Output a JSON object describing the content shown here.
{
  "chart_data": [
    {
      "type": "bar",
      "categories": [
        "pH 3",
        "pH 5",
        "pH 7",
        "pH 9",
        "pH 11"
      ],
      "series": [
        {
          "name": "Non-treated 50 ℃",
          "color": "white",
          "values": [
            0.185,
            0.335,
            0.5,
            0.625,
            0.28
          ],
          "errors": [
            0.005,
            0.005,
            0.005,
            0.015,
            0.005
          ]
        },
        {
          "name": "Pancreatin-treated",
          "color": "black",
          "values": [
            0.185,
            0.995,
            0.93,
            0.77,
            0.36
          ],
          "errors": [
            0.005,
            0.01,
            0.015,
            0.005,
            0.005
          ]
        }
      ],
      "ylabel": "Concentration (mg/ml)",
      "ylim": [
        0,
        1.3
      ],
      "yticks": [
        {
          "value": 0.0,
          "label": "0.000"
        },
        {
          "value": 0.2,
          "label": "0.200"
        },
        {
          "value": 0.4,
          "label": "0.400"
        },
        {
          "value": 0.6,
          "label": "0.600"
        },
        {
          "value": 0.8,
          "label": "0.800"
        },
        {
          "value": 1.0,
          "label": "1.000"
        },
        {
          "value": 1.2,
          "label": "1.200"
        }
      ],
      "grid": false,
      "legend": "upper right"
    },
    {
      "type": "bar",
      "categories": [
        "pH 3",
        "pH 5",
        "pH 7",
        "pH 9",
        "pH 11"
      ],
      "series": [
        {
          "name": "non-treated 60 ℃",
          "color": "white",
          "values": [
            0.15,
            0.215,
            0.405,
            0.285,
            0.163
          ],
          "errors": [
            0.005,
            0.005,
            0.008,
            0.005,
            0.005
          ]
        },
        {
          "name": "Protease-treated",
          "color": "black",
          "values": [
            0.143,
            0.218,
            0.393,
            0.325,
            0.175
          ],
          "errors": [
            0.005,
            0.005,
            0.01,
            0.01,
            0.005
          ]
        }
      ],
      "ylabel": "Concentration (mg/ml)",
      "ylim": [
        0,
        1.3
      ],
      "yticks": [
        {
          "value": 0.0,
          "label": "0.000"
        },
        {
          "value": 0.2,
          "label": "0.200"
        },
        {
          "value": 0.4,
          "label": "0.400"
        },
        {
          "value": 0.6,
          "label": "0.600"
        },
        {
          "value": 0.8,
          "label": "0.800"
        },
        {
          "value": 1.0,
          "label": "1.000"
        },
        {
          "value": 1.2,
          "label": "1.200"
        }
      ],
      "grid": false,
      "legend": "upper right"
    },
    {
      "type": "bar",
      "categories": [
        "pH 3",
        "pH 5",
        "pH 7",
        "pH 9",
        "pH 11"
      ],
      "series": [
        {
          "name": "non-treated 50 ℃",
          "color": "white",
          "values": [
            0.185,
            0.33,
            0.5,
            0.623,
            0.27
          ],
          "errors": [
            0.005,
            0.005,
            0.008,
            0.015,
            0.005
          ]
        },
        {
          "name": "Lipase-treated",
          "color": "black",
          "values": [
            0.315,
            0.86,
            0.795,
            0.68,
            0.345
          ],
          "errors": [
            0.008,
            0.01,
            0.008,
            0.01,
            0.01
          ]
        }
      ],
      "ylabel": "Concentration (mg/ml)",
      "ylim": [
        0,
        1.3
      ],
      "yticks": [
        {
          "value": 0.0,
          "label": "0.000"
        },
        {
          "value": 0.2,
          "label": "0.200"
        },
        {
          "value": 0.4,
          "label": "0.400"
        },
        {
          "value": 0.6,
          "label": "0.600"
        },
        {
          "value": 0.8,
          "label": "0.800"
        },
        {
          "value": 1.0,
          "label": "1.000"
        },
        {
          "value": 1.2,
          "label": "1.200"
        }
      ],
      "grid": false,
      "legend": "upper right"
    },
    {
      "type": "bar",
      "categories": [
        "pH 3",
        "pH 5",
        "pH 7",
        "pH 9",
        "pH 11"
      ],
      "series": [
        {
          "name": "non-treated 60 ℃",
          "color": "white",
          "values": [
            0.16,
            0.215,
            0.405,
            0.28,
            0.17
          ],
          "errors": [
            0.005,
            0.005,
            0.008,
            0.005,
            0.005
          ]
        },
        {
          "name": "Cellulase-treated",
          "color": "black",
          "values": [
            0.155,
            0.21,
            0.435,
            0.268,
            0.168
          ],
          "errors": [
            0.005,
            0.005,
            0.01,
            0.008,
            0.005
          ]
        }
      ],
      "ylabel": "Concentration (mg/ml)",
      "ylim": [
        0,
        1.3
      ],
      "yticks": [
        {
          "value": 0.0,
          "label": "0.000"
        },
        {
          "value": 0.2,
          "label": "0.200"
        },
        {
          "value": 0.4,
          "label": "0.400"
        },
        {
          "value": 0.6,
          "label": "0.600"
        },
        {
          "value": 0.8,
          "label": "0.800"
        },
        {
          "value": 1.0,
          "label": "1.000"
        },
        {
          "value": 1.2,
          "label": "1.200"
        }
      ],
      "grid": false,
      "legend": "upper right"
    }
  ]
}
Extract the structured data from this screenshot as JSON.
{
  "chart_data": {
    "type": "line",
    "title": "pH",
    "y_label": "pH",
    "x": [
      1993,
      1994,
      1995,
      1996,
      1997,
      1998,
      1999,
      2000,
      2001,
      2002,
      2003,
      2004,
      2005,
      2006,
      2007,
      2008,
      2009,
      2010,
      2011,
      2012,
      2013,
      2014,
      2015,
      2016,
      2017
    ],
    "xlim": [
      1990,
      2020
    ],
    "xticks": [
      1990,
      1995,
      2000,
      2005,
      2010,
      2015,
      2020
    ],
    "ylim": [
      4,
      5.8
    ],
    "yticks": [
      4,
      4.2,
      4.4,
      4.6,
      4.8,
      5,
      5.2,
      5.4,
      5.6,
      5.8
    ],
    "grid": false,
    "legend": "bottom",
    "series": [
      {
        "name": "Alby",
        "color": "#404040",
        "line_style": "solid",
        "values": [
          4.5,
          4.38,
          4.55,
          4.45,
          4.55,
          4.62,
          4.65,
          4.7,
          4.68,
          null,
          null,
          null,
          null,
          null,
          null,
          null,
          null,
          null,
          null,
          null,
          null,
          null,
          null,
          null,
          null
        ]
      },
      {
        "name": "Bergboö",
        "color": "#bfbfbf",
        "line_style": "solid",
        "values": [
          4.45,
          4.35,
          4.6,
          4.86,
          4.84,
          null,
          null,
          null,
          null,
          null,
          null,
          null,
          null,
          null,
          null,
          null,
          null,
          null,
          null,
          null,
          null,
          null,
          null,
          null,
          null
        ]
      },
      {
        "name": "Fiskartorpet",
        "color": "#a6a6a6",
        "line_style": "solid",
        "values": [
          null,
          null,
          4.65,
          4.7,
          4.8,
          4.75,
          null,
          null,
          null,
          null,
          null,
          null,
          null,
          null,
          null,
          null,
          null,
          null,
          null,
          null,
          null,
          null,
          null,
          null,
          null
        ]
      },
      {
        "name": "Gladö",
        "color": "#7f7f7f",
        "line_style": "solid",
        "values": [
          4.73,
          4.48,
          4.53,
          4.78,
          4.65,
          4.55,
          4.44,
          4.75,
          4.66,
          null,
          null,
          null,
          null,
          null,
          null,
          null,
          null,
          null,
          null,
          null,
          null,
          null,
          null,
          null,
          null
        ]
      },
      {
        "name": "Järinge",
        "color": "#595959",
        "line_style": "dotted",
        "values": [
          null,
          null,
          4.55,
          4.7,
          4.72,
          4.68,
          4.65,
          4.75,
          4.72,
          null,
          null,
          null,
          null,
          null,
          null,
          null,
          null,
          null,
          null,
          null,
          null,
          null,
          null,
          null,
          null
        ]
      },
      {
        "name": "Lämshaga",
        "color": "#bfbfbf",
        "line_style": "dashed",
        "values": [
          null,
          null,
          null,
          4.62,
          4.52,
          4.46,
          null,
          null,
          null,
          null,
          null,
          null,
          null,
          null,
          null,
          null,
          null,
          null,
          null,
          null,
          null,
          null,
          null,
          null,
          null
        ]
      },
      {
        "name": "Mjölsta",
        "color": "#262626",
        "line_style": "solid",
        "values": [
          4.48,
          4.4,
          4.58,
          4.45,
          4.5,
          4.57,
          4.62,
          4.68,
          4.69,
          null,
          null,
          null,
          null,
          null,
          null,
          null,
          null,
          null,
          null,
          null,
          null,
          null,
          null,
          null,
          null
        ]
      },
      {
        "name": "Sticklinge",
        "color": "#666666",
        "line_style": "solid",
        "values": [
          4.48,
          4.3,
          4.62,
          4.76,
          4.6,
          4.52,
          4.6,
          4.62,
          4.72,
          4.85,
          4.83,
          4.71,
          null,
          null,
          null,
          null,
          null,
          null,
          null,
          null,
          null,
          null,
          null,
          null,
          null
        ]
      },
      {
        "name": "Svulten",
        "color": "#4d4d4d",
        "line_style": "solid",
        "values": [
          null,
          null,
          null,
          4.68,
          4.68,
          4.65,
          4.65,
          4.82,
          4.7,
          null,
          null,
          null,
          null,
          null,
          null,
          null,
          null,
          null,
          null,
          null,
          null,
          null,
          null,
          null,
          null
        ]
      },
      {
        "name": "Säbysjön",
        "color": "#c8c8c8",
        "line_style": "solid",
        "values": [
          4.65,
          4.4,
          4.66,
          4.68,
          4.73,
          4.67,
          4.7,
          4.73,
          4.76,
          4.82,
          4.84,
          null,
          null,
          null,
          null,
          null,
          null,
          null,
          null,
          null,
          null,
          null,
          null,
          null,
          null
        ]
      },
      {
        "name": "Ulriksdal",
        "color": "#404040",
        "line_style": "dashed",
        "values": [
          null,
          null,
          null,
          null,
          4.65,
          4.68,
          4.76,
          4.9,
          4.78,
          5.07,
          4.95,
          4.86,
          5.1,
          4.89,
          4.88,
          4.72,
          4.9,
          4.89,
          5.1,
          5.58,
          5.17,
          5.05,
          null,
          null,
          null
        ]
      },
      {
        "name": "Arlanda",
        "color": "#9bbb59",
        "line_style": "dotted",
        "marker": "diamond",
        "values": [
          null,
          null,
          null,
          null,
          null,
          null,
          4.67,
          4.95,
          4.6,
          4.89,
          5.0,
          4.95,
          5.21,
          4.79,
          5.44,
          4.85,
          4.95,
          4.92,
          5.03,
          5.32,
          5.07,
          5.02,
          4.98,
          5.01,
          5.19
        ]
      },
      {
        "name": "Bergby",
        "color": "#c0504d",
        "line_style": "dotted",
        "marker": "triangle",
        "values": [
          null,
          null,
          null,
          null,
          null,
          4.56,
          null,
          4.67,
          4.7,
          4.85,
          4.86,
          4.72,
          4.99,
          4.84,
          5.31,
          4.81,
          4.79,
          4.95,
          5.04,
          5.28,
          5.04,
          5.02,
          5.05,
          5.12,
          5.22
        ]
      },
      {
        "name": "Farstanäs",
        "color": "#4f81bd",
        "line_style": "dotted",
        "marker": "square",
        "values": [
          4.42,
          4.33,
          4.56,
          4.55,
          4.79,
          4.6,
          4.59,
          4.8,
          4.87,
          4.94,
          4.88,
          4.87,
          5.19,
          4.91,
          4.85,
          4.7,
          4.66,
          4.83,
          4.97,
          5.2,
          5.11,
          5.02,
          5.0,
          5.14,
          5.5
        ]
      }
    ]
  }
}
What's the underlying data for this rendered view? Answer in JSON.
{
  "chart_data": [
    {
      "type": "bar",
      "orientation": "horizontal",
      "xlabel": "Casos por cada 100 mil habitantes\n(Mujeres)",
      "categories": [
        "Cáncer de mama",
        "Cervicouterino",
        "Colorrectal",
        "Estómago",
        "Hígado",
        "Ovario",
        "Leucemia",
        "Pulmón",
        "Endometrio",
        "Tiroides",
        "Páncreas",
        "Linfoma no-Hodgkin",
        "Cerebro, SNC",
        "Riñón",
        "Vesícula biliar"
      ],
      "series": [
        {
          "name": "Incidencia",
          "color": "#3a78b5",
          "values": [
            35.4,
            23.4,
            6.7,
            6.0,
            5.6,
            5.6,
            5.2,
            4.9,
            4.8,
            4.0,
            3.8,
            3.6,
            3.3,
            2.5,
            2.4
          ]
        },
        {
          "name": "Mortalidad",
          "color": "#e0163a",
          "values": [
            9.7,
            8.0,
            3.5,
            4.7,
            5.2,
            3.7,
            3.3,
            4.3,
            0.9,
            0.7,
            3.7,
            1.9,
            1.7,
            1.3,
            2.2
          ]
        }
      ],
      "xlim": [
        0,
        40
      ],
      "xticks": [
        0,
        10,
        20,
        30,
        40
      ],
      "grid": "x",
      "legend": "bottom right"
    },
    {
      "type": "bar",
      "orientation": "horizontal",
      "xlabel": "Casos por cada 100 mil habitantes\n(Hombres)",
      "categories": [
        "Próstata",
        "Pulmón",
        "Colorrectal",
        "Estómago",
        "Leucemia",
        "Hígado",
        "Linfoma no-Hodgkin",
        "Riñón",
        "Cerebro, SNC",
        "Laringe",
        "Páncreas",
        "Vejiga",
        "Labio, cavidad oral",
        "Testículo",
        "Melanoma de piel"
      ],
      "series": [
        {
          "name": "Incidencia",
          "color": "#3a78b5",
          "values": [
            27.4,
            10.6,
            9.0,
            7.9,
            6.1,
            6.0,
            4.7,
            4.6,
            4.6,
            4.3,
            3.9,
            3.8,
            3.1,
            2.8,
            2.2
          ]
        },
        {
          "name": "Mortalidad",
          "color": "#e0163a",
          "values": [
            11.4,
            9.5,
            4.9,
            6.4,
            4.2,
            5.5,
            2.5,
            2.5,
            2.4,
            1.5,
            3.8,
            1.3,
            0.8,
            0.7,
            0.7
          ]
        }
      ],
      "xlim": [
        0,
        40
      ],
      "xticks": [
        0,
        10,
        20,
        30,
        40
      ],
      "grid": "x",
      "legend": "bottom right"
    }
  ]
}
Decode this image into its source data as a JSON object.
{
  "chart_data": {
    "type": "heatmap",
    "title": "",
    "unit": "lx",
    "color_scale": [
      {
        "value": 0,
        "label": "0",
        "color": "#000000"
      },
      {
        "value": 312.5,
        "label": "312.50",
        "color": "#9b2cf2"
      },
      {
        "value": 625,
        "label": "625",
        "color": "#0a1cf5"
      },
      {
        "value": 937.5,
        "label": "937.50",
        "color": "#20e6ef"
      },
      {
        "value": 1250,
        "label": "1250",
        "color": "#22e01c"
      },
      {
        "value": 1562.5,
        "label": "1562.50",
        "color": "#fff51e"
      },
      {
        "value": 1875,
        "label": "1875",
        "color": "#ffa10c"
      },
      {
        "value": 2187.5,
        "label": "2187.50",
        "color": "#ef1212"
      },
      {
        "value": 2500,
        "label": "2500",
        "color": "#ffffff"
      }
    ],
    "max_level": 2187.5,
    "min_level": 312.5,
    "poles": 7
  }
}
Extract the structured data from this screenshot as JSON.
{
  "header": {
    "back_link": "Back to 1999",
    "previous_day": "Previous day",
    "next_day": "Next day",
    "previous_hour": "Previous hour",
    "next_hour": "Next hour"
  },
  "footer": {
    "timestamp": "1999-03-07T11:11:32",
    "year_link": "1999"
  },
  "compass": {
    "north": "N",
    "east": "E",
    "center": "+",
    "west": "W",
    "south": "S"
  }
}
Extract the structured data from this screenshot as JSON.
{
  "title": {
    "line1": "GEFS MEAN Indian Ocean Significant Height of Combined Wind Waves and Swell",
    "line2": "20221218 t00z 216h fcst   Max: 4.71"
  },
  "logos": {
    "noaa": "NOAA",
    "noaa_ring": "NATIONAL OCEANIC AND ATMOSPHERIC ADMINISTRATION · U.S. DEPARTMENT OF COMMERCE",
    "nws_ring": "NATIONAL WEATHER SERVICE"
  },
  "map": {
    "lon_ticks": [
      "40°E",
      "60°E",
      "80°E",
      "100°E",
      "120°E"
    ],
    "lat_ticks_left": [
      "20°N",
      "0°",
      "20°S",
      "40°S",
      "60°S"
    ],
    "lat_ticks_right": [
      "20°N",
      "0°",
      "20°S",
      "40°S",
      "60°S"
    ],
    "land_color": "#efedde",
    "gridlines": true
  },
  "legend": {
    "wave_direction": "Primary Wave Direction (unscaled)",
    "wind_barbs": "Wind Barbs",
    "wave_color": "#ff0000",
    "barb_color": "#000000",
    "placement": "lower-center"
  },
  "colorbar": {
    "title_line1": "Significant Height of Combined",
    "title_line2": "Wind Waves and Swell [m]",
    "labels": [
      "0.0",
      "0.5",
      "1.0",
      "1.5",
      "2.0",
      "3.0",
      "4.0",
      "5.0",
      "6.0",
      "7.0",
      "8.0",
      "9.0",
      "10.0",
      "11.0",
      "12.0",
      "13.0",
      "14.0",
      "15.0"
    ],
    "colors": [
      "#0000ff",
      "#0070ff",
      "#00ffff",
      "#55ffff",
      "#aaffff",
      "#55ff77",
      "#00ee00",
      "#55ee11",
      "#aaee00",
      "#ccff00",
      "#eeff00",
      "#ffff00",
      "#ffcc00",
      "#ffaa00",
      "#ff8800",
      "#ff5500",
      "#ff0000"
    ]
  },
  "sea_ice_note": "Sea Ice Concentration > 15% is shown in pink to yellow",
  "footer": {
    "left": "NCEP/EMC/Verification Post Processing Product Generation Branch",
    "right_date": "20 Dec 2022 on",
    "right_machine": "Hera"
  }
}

◆ ◆ ◆

What is asked: Show every line from the listing above in which the string "marker" appears.

Completed task:
        "marker": "diamond",
        "marker": "triangle",
        "marker": "square",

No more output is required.